▶ _TASK TO CARRY OUT_:
Select all lines in the records that include "following".

|---|

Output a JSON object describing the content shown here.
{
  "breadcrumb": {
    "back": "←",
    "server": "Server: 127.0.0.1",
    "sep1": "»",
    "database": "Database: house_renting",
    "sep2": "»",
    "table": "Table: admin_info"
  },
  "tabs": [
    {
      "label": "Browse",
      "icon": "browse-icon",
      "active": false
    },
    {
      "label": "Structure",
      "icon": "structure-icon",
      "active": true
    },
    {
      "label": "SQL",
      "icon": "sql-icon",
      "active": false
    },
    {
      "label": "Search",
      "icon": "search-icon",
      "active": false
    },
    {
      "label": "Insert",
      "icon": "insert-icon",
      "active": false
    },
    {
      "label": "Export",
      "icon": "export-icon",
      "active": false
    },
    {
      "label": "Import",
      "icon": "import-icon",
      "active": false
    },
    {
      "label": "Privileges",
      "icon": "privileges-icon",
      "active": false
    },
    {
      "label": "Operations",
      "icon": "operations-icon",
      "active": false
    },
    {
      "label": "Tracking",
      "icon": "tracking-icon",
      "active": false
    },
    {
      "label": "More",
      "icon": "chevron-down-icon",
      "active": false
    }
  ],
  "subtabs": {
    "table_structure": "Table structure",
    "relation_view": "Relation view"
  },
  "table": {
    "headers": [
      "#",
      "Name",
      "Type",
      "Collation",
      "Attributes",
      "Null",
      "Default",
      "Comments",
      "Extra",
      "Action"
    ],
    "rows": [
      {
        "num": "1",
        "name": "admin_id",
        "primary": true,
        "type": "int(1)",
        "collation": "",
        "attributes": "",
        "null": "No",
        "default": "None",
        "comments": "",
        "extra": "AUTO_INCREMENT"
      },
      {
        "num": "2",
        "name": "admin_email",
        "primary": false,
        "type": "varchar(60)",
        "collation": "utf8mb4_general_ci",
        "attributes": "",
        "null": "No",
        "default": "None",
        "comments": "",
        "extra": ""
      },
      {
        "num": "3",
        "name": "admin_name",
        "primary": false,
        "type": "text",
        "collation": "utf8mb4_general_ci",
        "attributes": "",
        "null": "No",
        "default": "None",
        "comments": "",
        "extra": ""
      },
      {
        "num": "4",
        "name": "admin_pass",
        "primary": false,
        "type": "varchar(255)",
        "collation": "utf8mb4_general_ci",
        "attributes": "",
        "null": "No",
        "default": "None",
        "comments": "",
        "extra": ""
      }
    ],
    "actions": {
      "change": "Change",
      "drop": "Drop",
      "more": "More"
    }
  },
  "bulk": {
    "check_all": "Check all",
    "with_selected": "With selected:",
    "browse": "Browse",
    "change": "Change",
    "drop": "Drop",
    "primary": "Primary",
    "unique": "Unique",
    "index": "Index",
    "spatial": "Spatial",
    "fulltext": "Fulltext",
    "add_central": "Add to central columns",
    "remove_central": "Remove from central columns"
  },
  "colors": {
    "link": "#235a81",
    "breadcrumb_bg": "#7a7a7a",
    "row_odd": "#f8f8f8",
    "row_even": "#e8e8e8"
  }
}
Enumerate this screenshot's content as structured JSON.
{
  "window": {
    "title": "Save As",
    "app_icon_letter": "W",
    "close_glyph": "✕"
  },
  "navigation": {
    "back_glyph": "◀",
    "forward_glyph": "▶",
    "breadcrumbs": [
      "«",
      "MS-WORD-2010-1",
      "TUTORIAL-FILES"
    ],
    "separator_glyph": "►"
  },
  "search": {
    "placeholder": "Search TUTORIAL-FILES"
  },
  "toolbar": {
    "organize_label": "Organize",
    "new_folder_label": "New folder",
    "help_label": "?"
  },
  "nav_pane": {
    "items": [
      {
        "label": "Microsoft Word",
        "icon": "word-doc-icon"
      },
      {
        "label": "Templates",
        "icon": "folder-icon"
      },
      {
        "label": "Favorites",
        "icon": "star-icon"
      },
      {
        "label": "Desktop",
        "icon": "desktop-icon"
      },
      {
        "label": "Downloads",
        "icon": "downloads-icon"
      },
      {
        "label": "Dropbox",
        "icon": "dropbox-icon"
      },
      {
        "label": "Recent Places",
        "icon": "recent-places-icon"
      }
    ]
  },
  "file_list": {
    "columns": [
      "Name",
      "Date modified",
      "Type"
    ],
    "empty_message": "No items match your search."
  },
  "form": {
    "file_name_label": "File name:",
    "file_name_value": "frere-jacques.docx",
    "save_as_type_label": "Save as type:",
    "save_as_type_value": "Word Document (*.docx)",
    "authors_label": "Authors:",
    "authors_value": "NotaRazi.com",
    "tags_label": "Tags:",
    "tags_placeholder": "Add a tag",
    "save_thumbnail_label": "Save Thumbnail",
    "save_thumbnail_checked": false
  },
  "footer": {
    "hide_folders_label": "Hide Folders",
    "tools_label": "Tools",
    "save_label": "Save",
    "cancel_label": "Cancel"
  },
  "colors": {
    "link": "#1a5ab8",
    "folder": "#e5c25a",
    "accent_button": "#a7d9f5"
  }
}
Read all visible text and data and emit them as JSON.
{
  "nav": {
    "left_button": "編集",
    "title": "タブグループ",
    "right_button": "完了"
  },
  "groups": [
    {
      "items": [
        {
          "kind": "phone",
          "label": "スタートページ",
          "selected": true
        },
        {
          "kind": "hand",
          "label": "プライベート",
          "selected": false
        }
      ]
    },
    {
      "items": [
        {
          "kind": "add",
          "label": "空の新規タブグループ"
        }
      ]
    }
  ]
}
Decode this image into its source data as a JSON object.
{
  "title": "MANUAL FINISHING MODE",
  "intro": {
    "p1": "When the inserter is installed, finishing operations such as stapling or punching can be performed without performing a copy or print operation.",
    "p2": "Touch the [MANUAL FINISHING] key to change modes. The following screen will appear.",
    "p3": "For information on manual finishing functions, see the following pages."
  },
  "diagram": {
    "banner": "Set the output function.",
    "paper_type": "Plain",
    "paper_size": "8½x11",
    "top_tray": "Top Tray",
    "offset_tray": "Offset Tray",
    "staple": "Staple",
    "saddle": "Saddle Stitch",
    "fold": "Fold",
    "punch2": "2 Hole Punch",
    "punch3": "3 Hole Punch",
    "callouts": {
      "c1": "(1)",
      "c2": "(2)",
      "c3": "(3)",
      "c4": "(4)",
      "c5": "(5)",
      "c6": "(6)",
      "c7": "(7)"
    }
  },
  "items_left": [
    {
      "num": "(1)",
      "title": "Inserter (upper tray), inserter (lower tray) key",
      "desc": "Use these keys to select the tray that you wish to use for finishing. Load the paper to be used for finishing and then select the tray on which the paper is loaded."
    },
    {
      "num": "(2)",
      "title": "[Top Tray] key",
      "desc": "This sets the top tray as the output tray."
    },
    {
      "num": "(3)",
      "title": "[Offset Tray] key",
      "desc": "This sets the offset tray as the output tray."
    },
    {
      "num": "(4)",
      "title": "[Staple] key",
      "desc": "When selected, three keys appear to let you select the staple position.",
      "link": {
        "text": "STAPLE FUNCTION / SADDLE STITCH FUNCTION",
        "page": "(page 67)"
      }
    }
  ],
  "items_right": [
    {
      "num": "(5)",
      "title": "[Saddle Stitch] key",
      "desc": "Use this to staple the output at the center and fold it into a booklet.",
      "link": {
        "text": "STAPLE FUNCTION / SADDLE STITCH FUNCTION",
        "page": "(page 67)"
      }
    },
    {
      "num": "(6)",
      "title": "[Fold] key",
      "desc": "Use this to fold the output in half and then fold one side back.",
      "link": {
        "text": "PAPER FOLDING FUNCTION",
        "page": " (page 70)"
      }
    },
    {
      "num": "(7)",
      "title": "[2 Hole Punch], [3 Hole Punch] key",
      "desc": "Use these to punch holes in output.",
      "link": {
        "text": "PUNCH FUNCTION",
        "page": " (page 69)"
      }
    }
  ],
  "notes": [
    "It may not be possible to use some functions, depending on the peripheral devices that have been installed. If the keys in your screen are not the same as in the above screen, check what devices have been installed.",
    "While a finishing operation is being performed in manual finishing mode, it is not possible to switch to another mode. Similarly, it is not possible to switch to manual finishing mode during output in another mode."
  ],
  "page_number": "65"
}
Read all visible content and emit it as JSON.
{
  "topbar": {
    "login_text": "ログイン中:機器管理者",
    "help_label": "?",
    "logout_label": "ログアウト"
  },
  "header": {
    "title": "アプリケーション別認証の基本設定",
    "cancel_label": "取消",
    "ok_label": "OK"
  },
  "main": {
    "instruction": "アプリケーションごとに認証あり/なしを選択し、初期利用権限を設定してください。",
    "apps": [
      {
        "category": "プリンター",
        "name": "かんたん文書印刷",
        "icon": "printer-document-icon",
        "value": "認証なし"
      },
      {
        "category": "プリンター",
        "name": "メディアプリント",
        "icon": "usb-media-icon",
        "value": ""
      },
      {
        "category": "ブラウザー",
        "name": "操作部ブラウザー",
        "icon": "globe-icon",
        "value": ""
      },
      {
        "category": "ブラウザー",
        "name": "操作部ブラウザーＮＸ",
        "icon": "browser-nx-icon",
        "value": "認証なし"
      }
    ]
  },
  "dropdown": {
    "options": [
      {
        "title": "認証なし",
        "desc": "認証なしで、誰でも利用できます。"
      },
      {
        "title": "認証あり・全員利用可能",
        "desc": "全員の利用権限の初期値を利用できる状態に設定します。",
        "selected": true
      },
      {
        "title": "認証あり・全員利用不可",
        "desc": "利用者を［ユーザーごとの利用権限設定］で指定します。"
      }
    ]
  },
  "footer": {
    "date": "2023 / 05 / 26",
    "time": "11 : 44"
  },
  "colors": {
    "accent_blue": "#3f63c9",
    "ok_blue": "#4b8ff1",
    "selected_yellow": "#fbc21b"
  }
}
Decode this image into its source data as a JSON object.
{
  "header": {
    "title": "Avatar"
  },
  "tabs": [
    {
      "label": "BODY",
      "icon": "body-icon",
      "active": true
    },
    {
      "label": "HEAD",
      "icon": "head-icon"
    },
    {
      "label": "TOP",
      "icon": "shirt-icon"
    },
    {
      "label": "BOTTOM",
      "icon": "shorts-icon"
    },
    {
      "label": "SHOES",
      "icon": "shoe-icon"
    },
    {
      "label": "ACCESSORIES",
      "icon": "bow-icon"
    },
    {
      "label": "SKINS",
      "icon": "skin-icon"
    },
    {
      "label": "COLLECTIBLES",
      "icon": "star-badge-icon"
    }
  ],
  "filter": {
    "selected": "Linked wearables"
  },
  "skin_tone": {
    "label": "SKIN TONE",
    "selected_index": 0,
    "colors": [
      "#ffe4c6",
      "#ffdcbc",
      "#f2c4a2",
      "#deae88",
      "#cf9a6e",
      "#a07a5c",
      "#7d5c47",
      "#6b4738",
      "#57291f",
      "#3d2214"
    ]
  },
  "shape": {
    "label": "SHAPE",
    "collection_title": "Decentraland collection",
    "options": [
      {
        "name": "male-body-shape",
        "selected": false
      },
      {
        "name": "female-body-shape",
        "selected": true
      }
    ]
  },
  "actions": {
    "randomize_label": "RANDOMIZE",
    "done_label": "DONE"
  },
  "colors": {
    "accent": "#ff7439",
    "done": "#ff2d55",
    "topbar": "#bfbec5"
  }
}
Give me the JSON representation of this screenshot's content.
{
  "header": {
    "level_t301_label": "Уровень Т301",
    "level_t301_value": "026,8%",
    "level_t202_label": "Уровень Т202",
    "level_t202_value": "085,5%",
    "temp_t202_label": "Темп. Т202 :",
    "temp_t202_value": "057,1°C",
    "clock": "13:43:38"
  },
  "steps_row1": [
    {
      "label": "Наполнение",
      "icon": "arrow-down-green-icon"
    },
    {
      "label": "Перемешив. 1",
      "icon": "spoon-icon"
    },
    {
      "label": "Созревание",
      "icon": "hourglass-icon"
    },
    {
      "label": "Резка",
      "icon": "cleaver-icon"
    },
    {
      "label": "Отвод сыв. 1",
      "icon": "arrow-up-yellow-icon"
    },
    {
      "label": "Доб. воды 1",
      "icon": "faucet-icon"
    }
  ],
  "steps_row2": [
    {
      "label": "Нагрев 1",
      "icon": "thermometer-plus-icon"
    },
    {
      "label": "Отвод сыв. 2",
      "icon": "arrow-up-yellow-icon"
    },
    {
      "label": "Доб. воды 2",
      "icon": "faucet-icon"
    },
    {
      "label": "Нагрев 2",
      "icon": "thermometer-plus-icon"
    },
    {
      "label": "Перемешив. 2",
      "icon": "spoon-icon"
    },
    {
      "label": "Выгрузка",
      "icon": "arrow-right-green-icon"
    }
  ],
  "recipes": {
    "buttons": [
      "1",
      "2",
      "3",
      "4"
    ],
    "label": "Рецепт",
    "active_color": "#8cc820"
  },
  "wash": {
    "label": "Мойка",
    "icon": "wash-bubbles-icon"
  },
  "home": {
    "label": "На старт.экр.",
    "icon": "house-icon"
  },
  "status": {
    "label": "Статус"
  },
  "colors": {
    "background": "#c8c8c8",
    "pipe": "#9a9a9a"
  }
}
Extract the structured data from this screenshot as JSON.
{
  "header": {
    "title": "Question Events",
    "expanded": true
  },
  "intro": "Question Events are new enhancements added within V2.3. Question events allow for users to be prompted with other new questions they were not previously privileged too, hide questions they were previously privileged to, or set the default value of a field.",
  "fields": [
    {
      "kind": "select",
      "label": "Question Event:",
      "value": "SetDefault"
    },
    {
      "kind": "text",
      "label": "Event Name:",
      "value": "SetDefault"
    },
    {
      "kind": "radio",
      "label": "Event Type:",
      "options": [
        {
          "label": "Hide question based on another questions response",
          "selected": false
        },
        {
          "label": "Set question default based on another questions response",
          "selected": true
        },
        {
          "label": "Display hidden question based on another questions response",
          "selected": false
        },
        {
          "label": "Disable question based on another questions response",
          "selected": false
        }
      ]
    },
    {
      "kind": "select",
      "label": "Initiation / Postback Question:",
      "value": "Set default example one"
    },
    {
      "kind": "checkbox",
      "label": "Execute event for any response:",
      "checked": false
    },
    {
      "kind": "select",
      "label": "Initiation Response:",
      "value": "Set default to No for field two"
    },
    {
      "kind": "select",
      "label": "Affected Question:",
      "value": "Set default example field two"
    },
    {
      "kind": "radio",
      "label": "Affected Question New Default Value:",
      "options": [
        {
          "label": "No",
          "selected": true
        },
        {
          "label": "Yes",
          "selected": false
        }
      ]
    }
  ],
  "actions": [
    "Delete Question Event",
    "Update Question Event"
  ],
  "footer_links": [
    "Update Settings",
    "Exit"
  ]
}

|---|

▶ _COMPLETE RESPONSE_:
    "p2": "Touch the [MANUAL FINISHING] key to change modes. The following screen will appear.",
    "p3": "For information on manual finishing functions, see the following pages."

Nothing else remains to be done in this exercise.